SET PROBLEM:
Using the listing below, copy every line that mentions "Livingroom".

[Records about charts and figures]
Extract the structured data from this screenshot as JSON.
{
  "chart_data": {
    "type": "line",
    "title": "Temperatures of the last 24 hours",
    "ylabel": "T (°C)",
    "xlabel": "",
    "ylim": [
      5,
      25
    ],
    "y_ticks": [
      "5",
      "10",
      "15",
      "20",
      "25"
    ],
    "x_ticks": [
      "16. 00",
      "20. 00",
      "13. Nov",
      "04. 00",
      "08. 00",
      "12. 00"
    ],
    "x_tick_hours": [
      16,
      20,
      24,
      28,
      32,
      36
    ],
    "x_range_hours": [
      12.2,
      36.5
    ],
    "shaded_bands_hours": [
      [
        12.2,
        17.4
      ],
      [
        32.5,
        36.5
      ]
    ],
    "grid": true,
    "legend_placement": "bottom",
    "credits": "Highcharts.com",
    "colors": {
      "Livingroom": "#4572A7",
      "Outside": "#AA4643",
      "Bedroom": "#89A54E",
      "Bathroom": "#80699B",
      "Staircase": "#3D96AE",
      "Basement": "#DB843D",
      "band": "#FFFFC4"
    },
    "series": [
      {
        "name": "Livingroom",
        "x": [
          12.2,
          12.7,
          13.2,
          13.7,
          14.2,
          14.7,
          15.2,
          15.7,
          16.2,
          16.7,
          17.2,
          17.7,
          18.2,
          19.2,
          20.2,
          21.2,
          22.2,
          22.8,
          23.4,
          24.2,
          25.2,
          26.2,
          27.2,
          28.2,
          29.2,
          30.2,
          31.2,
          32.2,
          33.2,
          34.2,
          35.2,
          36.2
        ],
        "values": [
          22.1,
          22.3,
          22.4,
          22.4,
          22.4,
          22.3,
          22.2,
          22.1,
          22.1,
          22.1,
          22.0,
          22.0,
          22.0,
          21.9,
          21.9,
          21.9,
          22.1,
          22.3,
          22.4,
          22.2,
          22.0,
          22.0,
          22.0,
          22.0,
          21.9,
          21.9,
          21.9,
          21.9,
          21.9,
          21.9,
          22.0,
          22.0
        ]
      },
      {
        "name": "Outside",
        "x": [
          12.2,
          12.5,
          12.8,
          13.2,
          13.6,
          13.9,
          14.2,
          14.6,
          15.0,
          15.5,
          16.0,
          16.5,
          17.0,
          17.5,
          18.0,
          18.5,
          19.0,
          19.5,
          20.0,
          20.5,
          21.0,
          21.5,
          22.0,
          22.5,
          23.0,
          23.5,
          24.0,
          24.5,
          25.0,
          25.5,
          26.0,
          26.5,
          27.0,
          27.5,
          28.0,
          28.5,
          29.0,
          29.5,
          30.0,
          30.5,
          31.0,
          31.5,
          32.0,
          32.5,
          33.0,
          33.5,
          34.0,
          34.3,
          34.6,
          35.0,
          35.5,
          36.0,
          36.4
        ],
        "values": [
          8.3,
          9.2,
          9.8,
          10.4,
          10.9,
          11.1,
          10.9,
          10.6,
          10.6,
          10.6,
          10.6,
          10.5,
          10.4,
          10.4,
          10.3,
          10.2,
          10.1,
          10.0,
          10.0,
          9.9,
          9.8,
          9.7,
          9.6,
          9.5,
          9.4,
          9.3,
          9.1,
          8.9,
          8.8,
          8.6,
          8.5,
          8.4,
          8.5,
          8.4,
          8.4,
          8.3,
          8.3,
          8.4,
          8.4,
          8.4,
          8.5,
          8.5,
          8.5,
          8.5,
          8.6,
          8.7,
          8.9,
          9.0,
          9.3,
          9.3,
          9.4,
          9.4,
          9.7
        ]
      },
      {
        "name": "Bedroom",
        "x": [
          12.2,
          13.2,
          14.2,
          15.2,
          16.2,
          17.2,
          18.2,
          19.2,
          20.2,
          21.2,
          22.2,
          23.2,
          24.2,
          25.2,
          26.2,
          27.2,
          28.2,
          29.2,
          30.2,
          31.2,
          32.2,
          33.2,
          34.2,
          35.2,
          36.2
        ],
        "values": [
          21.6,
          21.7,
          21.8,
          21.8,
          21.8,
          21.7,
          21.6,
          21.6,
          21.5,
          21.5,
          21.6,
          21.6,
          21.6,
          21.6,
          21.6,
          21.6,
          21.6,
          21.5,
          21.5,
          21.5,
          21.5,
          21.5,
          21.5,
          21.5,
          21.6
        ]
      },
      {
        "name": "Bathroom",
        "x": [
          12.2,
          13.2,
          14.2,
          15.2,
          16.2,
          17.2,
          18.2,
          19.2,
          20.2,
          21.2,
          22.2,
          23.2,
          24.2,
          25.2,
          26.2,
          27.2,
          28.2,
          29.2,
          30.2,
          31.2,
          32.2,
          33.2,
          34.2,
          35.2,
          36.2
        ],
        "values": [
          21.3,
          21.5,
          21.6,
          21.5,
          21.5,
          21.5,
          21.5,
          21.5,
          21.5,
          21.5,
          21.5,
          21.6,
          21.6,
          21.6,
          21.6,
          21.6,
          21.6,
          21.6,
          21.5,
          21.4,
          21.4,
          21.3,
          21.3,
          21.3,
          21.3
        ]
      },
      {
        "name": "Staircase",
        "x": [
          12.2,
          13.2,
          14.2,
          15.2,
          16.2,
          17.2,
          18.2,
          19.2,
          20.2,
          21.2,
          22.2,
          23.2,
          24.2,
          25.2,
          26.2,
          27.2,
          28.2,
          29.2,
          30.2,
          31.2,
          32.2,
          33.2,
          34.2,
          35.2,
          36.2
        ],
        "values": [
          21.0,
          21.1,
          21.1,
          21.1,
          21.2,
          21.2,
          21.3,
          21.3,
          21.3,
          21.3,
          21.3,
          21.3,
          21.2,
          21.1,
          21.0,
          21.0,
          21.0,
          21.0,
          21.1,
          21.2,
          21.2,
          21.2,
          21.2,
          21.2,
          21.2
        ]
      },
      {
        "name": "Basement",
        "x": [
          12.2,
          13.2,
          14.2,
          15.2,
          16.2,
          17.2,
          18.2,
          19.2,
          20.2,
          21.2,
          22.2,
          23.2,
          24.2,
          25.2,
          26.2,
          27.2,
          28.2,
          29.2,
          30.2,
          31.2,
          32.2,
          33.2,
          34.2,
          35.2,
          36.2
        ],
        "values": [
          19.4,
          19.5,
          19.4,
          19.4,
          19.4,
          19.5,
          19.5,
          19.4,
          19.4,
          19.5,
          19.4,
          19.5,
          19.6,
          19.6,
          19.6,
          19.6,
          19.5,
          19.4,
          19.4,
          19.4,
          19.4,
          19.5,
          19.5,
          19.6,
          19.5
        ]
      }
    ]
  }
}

EXERCISE RESULT:
      "Livingroom": "#4572A7",
        "name": "Livingroom",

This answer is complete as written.